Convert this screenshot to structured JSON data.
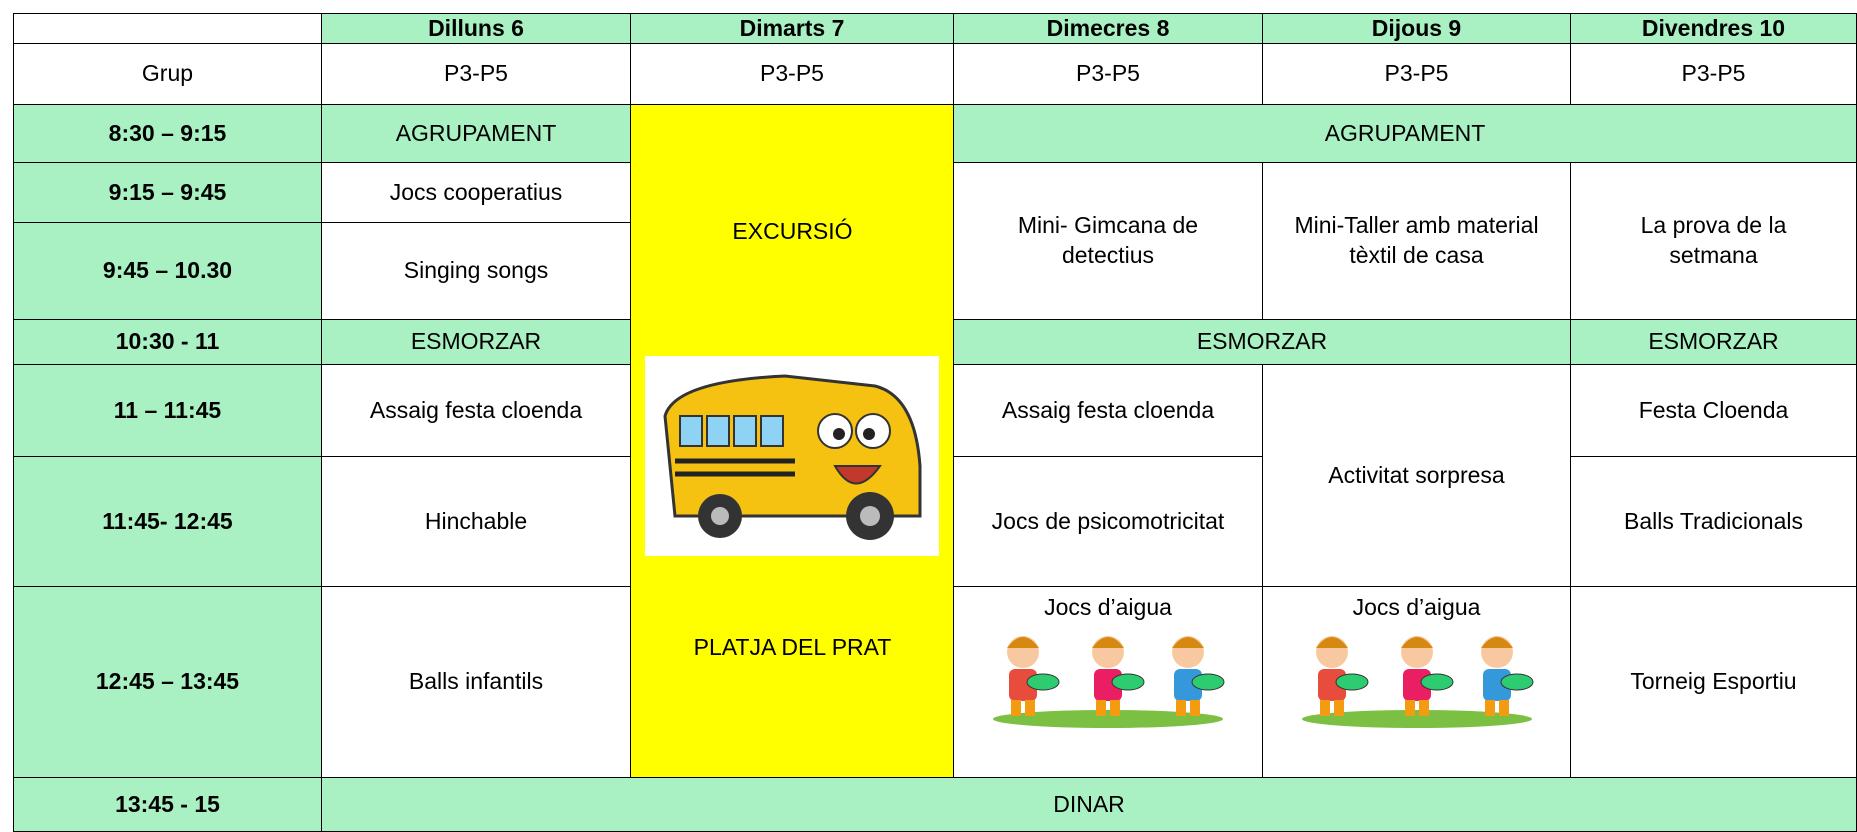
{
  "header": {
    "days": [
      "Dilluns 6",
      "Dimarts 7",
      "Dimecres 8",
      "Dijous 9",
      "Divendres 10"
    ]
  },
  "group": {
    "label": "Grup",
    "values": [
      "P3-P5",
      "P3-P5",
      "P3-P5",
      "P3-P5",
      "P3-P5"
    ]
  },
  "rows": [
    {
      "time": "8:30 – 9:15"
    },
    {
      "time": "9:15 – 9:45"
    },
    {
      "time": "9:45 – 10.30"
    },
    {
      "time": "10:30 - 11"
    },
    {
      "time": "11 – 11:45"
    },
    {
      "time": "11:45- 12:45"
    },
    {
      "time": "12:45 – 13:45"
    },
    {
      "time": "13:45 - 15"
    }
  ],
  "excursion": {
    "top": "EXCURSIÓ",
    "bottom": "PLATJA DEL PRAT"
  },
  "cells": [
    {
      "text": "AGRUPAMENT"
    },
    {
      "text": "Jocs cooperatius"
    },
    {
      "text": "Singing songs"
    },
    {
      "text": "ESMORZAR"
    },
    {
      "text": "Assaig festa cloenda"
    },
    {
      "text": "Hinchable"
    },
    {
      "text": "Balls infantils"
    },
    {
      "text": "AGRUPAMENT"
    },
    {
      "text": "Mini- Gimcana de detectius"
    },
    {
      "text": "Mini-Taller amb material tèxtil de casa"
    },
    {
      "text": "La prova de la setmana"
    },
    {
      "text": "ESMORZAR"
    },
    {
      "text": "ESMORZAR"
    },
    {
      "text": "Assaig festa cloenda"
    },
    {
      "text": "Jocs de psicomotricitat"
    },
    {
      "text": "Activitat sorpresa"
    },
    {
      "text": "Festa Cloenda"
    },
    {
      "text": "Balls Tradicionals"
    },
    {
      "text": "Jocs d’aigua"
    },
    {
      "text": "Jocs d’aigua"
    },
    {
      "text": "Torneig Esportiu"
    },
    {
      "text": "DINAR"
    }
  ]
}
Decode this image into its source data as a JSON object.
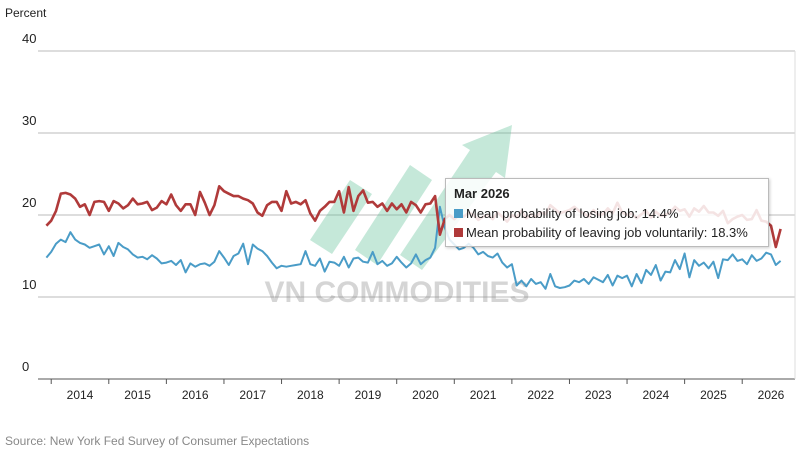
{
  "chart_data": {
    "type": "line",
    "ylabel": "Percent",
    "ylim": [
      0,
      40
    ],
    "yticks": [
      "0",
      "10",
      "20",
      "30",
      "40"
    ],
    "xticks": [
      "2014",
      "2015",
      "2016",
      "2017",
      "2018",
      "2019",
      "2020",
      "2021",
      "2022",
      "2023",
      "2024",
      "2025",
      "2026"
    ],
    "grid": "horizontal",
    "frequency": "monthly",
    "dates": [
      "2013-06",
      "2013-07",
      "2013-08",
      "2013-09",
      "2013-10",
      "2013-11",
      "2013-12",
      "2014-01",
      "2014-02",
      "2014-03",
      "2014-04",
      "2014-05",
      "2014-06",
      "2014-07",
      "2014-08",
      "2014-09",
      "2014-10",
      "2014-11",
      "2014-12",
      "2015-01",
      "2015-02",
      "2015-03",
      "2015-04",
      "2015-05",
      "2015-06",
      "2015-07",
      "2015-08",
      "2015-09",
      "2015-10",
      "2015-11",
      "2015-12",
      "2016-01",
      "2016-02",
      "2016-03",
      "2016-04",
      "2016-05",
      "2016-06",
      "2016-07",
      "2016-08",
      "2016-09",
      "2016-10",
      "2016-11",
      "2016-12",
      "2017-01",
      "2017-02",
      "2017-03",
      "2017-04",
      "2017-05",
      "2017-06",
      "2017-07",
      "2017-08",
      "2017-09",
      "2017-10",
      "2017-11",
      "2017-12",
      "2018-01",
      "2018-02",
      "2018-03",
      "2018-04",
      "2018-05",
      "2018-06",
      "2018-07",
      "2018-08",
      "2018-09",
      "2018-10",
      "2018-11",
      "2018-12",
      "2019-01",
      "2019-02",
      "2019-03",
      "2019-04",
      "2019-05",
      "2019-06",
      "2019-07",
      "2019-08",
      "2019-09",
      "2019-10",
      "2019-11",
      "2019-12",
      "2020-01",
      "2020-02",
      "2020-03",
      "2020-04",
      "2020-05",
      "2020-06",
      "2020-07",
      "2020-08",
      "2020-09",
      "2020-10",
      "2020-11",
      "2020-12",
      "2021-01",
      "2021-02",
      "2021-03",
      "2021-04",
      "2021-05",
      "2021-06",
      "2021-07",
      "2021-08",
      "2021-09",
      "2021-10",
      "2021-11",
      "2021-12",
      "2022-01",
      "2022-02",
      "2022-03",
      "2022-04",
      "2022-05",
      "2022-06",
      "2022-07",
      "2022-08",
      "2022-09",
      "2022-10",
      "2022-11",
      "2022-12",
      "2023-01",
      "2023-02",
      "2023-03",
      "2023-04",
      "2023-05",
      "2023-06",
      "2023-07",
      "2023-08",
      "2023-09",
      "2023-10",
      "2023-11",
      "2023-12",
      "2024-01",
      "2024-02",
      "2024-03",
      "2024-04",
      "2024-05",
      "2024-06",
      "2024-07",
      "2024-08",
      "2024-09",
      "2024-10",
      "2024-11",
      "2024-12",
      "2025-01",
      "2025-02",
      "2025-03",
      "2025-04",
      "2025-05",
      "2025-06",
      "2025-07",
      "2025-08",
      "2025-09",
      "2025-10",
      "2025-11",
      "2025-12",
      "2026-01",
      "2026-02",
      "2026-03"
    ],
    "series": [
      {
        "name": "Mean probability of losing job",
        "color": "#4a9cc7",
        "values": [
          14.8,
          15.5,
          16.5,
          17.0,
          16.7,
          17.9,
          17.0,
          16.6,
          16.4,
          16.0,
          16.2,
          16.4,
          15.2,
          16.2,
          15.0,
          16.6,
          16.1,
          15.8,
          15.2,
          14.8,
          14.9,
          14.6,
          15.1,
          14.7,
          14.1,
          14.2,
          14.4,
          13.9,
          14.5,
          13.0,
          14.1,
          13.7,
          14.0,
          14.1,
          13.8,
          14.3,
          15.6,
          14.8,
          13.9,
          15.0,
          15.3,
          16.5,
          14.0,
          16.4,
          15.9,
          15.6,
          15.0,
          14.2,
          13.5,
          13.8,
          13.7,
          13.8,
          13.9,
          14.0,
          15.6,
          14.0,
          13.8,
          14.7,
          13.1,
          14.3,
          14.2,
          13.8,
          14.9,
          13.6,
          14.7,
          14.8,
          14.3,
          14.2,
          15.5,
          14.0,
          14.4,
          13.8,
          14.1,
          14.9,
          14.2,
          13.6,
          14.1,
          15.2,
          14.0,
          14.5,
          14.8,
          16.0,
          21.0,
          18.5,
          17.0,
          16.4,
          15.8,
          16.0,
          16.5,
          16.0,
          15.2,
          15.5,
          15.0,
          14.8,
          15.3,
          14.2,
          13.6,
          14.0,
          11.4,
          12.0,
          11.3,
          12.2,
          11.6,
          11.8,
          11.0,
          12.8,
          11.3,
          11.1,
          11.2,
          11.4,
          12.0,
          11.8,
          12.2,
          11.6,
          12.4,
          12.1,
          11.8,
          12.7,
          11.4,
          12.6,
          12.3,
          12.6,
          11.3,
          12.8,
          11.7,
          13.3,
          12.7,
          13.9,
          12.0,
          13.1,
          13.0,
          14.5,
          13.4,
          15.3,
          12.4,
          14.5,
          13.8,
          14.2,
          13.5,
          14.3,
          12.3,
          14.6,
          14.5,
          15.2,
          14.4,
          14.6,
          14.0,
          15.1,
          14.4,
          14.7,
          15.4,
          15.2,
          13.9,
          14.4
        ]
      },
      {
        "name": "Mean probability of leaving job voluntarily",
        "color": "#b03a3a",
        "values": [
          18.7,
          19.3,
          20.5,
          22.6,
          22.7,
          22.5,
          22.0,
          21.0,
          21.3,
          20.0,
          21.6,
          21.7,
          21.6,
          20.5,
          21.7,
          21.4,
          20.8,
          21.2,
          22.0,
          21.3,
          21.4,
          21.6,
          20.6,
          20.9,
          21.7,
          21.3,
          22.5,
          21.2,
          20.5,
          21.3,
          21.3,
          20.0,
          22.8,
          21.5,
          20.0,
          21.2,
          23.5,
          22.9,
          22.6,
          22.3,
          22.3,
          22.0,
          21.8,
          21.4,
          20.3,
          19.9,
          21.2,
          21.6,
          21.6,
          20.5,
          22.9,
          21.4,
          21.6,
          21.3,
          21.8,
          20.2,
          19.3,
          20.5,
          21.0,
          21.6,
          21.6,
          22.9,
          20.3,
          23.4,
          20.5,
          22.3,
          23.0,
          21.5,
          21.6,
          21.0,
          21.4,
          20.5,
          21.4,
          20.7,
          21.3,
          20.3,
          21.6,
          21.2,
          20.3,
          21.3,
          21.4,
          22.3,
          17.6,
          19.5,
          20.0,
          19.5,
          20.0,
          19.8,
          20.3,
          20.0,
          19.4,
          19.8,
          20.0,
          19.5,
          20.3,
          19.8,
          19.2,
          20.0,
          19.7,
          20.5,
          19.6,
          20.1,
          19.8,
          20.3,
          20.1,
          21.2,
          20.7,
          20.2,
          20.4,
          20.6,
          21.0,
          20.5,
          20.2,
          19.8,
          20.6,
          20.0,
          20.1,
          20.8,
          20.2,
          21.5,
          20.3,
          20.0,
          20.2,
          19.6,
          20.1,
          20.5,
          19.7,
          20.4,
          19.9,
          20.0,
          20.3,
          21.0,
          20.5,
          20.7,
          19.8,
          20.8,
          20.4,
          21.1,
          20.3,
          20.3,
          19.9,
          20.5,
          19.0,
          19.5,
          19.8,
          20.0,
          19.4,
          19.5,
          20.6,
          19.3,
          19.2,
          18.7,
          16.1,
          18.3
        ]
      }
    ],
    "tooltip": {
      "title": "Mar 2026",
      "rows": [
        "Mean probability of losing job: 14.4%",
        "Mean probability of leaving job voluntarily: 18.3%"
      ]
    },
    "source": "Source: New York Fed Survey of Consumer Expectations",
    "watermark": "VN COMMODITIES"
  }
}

» **WORK TO BE COMPLETED**
Look through the entries above and report each line where the string "leaving" occurs.

» **EXERCISE ANSWER**
        "name": "Mean probability of leaving job voluntarily",
        "Mean probability of leaving job voluntarily: 18.3%"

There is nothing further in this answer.